= Work instructions =
Every record below should be transcribed exactly. Omit the images.

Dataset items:
· · · · · · ·

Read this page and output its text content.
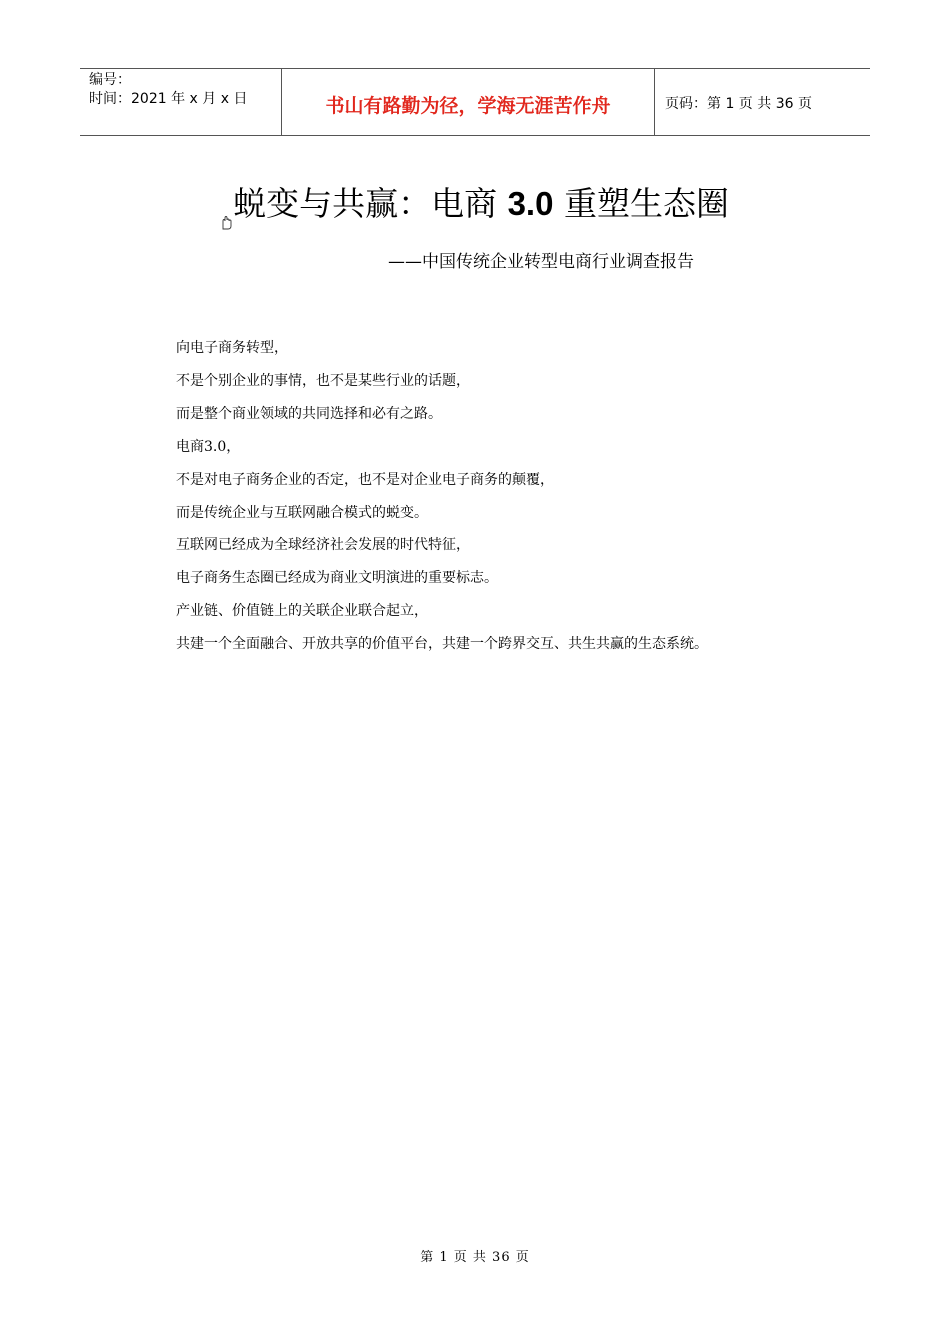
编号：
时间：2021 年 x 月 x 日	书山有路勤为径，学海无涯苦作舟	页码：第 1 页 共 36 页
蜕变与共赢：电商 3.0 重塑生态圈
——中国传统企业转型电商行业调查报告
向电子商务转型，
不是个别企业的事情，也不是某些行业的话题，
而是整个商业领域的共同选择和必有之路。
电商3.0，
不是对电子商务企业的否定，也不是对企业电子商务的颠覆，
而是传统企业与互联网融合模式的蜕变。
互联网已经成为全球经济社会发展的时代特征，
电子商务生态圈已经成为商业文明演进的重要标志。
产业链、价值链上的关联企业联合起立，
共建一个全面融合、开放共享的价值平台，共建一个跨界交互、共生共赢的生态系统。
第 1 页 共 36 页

· · · · · · ·

= Written answer =
Read this page and output its text content.
编号：
时间：2021 年 x 月 x 日	书山有路勤为径，学海无涯苦作舟	页码：第 1 页 共 36 页
蜕变与共赢：电商 3.0 重塑生态圈
——中国传统企业转型电商行业调查报告
向电子商务转型，
不是个别企业的事情，也不是某些行业的话题，
而是整个商业领域的共同选择和必有之路。
电商3.0，
不是对电子商务企业的否定，也不是对企业电子商务的颠覆，
而是传统企业与互联网融合模式的蜕变。
互联网已经成为全球经济社会发展的时代特征，
电子商务生态圈已经成为商业文明演进的重要标志。
产业链、价值链上的关联企业联合起立，
共建一个全面融合、开放共享的价值平台，共建一个跨界交互、共生共赢的生态系统。
第 1 页 共 36 页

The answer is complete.